TASK DESCRIPTION:
Can you pull out each line of the data below that includes the word "Number"?

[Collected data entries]
------------------------------------------------------------------------

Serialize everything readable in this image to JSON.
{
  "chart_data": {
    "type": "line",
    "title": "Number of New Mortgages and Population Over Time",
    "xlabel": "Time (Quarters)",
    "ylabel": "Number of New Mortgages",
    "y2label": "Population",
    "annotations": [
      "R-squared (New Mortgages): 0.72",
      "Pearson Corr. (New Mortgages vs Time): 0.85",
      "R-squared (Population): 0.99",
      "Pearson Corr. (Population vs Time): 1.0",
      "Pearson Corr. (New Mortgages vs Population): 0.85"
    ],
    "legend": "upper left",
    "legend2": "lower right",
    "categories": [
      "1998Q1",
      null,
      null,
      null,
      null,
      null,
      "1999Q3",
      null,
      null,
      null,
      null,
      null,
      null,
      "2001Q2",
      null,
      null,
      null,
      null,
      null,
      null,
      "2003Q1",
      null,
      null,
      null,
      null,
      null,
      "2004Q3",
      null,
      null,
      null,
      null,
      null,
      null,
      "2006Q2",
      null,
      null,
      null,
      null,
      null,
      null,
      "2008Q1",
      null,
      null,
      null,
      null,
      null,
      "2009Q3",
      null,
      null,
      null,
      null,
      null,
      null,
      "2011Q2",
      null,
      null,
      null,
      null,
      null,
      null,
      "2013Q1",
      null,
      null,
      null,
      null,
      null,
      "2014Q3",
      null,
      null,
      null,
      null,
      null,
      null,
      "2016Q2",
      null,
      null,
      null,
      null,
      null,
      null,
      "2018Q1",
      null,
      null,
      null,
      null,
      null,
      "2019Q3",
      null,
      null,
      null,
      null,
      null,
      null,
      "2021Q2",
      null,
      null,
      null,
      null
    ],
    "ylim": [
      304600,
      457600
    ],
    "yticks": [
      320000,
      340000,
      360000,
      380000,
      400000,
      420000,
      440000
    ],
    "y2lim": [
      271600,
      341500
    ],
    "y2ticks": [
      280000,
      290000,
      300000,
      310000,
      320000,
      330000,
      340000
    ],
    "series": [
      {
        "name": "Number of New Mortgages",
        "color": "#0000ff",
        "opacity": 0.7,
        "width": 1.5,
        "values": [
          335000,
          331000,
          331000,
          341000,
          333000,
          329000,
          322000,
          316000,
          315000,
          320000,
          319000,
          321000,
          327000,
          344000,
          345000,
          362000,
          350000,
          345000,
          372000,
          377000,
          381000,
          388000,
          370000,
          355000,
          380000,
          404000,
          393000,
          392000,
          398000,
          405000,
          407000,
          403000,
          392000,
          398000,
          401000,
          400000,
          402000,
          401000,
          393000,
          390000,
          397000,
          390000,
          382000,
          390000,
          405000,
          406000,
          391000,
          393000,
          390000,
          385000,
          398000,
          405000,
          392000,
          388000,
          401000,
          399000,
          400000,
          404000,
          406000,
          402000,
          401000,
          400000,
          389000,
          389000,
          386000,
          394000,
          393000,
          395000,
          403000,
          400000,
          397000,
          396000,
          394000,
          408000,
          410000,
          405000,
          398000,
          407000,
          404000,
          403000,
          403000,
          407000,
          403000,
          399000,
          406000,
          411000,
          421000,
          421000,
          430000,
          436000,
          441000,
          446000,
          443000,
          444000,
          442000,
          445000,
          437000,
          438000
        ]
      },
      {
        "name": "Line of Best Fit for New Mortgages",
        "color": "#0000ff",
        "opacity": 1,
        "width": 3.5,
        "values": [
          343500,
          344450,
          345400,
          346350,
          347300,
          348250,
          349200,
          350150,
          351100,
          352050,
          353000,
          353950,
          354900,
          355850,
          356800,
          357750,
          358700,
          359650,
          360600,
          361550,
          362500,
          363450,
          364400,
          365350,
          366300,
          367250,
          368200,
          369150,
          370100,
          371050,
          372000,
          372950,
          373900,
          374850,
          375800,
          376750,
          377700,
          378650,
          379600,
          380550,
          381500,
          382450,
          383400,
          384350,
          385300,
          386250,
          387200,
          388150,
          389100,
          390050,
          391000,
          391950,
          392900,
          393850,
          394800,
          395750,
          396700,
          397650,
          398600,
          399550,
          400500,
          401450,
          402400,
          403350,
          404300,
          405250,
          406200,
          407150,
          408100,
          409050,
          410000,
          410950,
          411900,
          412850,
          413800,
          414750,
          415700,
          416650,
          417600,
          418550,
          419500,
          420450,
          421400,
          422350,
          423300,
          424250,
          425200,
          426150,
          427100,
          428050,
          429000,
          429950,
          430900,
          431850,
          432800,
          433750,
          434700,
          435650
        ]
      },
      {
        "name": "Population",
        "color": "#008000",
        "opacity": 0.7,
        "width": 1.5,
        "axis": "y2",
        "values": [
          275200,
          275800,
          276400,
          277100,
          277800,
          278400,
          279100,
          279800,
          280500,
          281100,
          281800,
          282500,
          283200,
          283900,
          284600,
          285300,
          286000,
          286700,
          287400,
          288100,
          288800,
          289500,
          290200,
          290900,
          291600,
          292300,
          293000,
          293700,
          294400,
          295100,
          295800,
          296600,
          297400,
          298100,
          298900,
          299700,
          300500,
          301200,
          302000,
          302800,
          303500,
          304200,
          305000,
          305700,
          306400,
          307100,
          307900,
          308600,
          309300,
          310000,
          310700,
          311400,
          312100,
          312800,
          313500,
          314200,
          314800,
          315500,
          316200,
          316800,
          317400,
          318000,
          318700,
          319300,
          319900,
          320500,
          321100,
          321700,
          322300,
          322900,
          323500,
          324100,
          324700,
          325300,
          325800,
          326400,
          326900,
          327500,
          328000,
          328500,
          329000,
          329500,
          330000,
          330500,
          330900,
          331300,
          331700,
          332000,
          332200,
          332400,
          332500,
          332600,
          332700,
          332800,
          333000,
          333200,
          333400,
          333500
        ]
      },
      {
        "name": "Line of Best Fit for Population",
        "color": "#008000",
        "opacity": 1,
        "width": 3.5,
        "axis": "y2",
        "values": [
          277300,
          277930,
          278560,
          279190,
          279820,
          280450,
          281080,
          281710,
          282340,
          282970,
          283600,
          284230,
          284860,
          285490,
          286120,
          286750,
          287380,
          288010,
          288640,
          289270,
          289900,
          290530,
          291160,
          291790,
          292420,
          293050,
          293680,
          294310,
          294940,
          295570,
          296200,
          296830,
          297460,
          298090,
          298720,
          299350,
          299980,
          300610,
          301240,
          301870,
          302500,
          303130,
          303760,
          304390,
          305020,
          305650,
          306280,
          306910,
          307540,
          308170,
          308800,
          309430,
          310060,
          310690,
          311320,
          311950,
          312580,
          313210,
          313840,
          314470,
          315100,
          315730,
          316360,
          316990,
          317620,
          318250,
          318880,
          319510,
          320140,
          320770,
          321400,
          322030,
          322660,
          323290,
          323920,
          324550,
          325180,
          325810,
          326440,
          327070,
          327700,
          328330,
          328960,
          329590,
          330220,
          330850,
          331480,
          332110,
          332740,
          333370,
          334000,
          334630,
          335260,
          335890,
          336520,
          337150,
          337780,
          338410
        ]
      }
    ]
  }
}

------------------------------------------------------------------------

EXERCISE OUTPUT:
    "title": "Number of New Mortgages and Population Over Time",
    "ylabel": "Number of New Mortgages",
        "name": "Number of New Mortgages",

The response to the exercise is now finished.